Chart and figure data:
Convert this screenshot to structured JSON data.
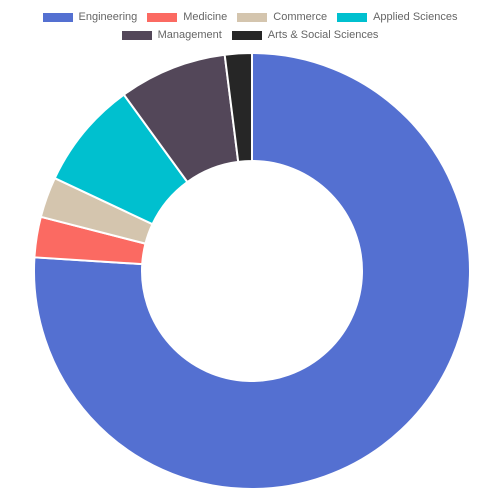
{
  "chart_data": {
    "type": "doughnut",
    "title": "",
    "legend_position": "top",
    "series": [
      {
        "name": "Engineering",
        "value": 76,
        "color": "#5470d1"
      },
      {
        "name": "Medicine",
        "value": 3,
        "color": "#fb6a62"
      },
      {
        "name": "Commerce",
        "value": 3,
        "color": "#d4c5ae"
      },
      {
        "name": "Applied Sciences",
        "value": 8,
        "color": "#00c0cf"
      },
      {
        "name": "Management",
        "value": 8,
        "color": "#534759"
      },
      {
        "name": "Arts & Social Sciences",
        "value": 2,
        "color": "#262626"
      }
    ]
  }
}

Short task: Reproduce every record above exactly, omitting the pictures.

Exercise result:
Convert this screenshot to structured JSON data.
{
  "chart_data": {
    "type": "doughnut",
    "title": "",
    "legend_position": "top",
    "series": [
      {
        "name": "Engineering",
        "value": 76,
        "color": "#5470d1"
      },
      {
        "name": "Medicine",
        "value": 3,
        "color": "#fb6a62"
      },
      {
        "name": "Commerce",
        "value": 3,
        "color": "#d4c5ae"
      },
      {
        "name": "Applied Sciences",
        "value": 8,
        "color": "#00c0cf"
      },
      {
        "name": "Management",
        "value": 8,
        "color": "#534759"
      },
      {
        "name": "Arts & Social Sciences",
        "value": 2,
        "color": "#262626"
      }
    ]
  }
}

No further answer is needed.